**What the task asks**
Scan the entries below and extract each line with the word "Aktivitätgruppe" in it.

-------- The records --------

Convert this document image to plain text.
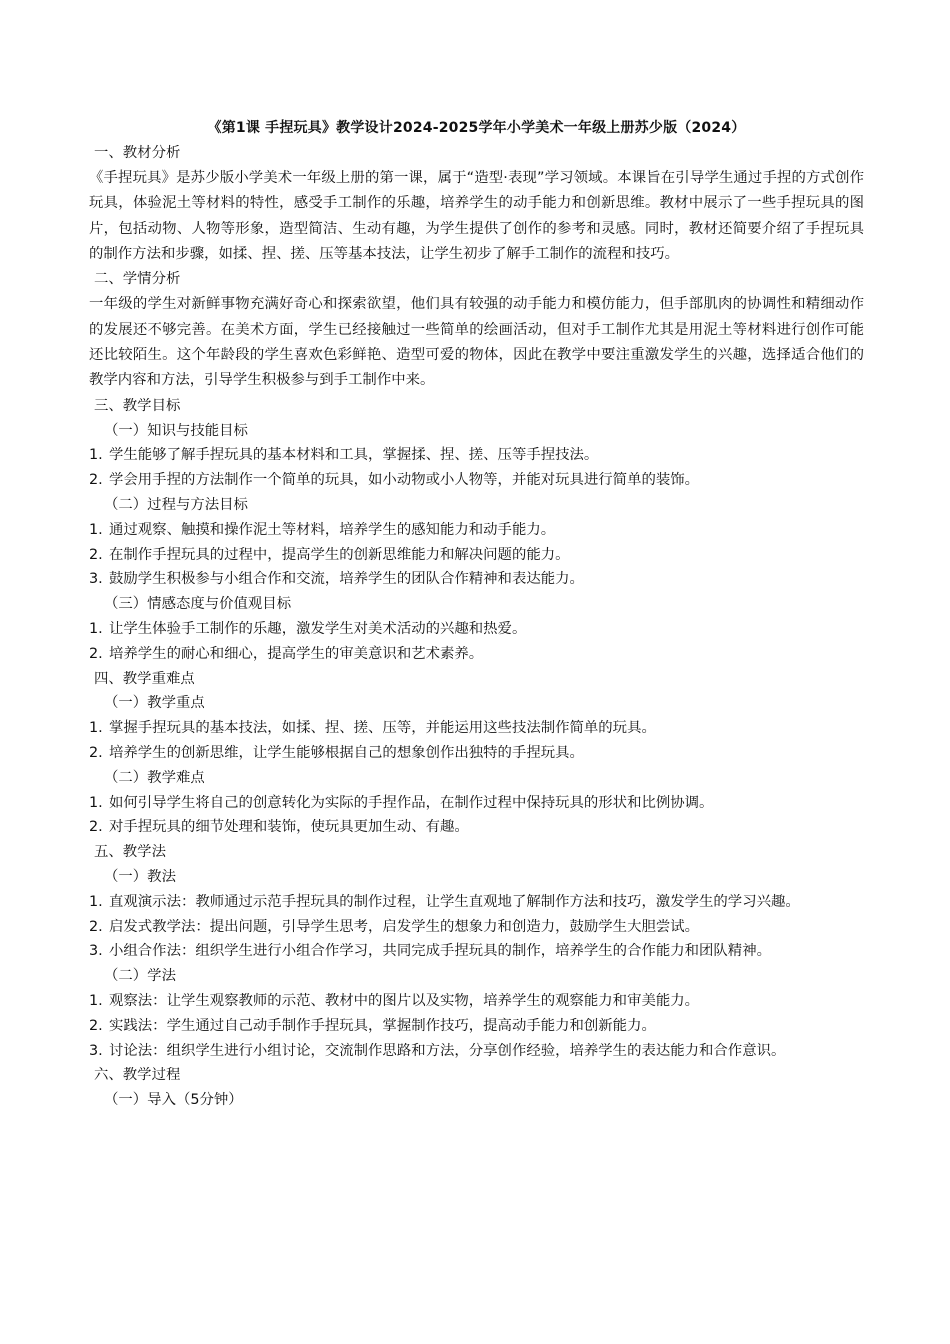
《第1课 手捏玩具》教学设计2024-2025学年小学美术一年级上册苏少版（2024）

一、教材分析

《手捏玩具》是苏少版小学美术一年级上册的第一课，属于“造型·表现”学习领域。本课旨在引导学生通过手捏的方式创作玩具，体验泥土等材料的特性，感受手工制作的乐趣，培养学生的动手能力和创新思维。教材中展示了一些手捏玩具的图片，包括动物、人物等形象，造型简洁、生动有趣，为学生提供了创作的参考和灵感。同时，教材还简要介绍了手捏玩具的制作方法和步骤，如揉、捏、搓、压等基本技法，让学生初步了解手工制作的流程和技巧。

二、学情分析

一年级的学生对新鲜事物充满好奇心和探索欲望，他们具有较强的动手能力和模仿能力，但手部肌肉的协调性和精细动作的发展还不够完善。在美术方面，学生已经接触过一些简单的绘画活动，但对手工制作尤其是用泥土等材料进行创作可能还比较陌生。这个年龄段的学生喜欢色彩鲜艳、造型可爱的物体，因此在教学中要注重激发学生的兴趣，选择适合他们的教学内容和方法，引导学生积极参与到手工制作中来。

三、教学目标

（一）知识与技能目标

1. 学生能够了解手捏玩具的基本材料和工具，掌握揉、捏、搓、压等手捏技法。
2. 学会用手捏的方法制作一个简单的玩具，如小动物或小人物等，并能对玩具进行简单的装饰。

（二）过程与方法目标

1. 通过观察、触摸和操作泥土等材料，培养学生的感知能力和动手能力。
2. 在制作手捏玩具的过程中，提高学生的创新思维能力和解决问题的能力。
3. 鼓励学生积极参与小组合作和交流，培养学生的团队合作精神和表达能力。

（三）情感态度与价值观目标

1. 让学生体验手工制作的乐趣，激发学生对美术活动的兴趣和热爱。
2. 培养学生的耐心和细心，提高学生的审美意识和艺术素养。

四、教学重难点

（一）教学重点

1. 掌握手捏玩具的基本技法，如揉、捏、搓、压等，并能运用这些技法制作简单的玩具。
2. 培养学生的创新思维，让学生能够根据自己的想象创作出独特的手捏玩具。

（二）教学难点

1. 如何引导学生将自己的创意转化为实际的手捏作品，在制作过程中保持玩具的形状和比例协调。
2. 对手捏玩具的细节处理和装饰，使玩具更加生动、有趣。

五、教学法

（一）教法

1. 直观演示法：教师通过示范手捏玩具的制作过程，让学生直观地了解制作方法和技巧，激发学生的学习兴趣。
2. 启发式教学法：提出问题，引导学生思考，启发学生的想象力和创造力，鼓励学生大胆尝试。
3. 小组合作法：组织学生进行小组合作学习，共同完成手捏玩具的制作，培养学生的合作能力和团队精神。

（二）学法

1. 观察法：让学生观察教师的示范、教材中的图片以及实物，培养学生的观察能力和审美能力。
2. 实践法：学生通过自己动手制作手捏玩具，掌握制作技巧，提高动手能力和创新能力。
3. 讨论法：组织学生进行小组讨论，交流制作思路和方法，分享创作经验，培养学生的表达能力和合作意识。

六、教学过程

（一）导入（5分钟）
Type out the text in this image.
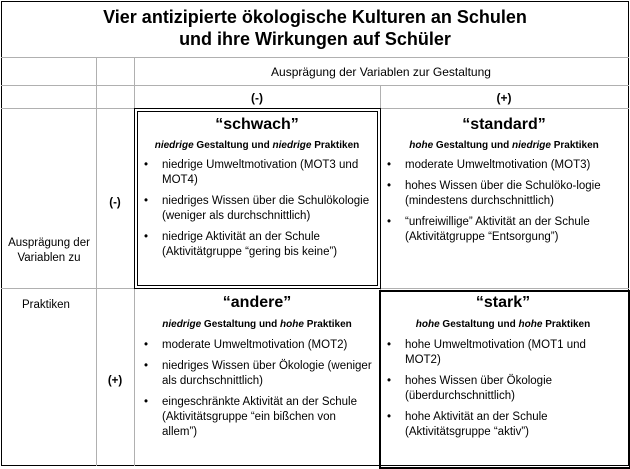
Vier antizipierte ökologische Kulturen an Schulen
und ihre Wirkungen auf Schüler
Ausprägung der Variablen zur Gestaltung
(-)	(+)
Ausprägung der Variablen zu
Praktiken
(-)
(+)
“schwach”
niedrige Gestaltung und niedrige Praktiken
• niedrige Umweltmotivation (MOT3 und MOT4)
• niedriges Wissen über die Schulökologie (weniger als durchschnittlich)
• niedrige Aktivität an der Schule (Aktivitätgruppe “gering bis keine”)
“standard”
hohe Gestaltung und niedrige Praktiken
• moderate Umweltmotivation (MOT3)
• hohes Wissen über die Schulöko-logie (mindestens durchschnittlich)
• “unfreiwillige” Aktivität an der Schule (Aktivitätgruppe “Entsorgung”)
“andere”
niedrige Gestaltung und hohe Praktiken
• moderate Umweltmotivation (MOT2)
• niedriges Wissen über Ökologie (weniger als durchschnittlich)
• eingeschränkte Aktivität an der Schule (Aktivitätsgruppe “ein bißchen von allem”)
“stark”
hohe Gestaltung und hohe Praktiken
• hohe Umweltmotivation (MOT1 und MOT2)
• hohes Wissen über Ökologie (überdurchschnittlich)
• hohe Aktivität an der Schule (Aktivitätsgruppe “aktiv”)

--------

**Exercise response**
• niedrige Aktivität an der Schule (Aktivitätgruppe “gering bis keine”)
• “unfreiwillige” Aktivität an der Schule (Aktivitätgruppe “Entsorgung”)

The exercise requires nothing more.